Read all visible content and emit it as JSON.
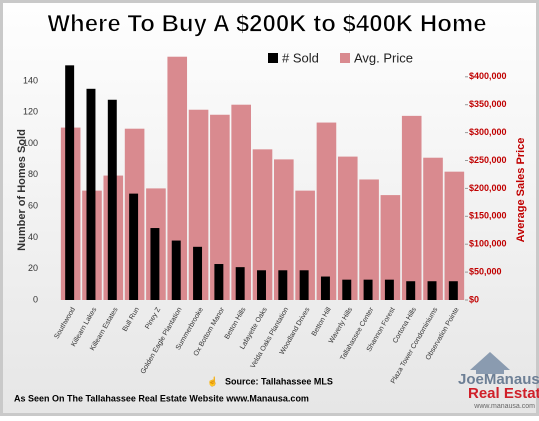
{
  "chart_data": {
    "type": "bar",
    "title": "Where To Buy A $200K to $400K Home",
    "categories": [
      "Southwood",
      "Killearn Lakes",
      "Killearn Estates",
      "Bull Run",
      "Piney Z",
      "Golden Eagle Plantation",
      "Summerbrooke",
      "Ox Bottom Manor",
      "Betton Hills",
      "Lafayette Oaks",
      "Velda Oaks Plantation",
      "Woodland Drives",
      "Betton Hill",
      "Waverly Hills",
      "Tallahassee Center",
      "Shannon Forest",
      "Cortona Hills",
      "Plaza Tower Condominiums",
      "Observation Pointe"
    ],
    "series": [
      {
        "name": "# Sold",
        "color": "#000000",
        "values": [
          150,
          135,
          128,
          68,
          46,
          38,
          34,
          23,
          21,
          19,
          19,
          19,
          15,
          13,
          13,
          13,
          12,
          12,
          12
        ]
      },
      {
        "name": "Avg. Price",
        "color": "#d98a8f",
        "axis": "y2",
        "values": [
          309000,
          196000,
          223000,
          307000,
          200000,
          436000,
          341000,
          332000,
          350000,
          270000,
          252000,
          196000,
          318000,
          257000,
          216000,
          188000,
          330000,
          255000,
          230000
        ]
      }
    ],
    "ylabel": "Number of Homes Sold",
    "y2label": "Average Sales Price",
    "ylim": [
      0,
      163
    ],
    "yticks": [
      0,
      20,
      40,
      60,
      80,
      100,
      120,
      140
    ],
    "y2lim": [
      0,
      457000
    ],
    "y2ticks": [
      {
        "value": 0,
        "label": "$0"
      },
      {
        "value": 50000,
        "label": "$50,000"
      },
      {
        "value": 100000,
        "label": "$100,000"
      },
      {
        "value": 150000,
        "label": "$150,000"
      },
      {
        "value": 200000,
        "label": "$200,000"
      },
      {
        "value": 250000,
        "label": "$250,000"
      },
      {
        "value": 300000,
        "label": "$300,000"
      },
      {
        "value": 350000,
        "label": "$350,000"
      },
      {
        "value": 400000,
        "label": "$400,000"
      }
    ],
    "source": "Source: Tallahassee MLS",
    "footer": "As Seen On The Tallahassee Real Estate Website www.Manausa.com",
    "logo": {
      "name": "JoeManausa",
      "tagline": "Real Estate",
      "url": "www.manausa.com"
    }
  }
}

→ SET EXERCISE: What is the number of lines above that hold the string "Price"? Answer with that number alone.

→ RESPONSE: 2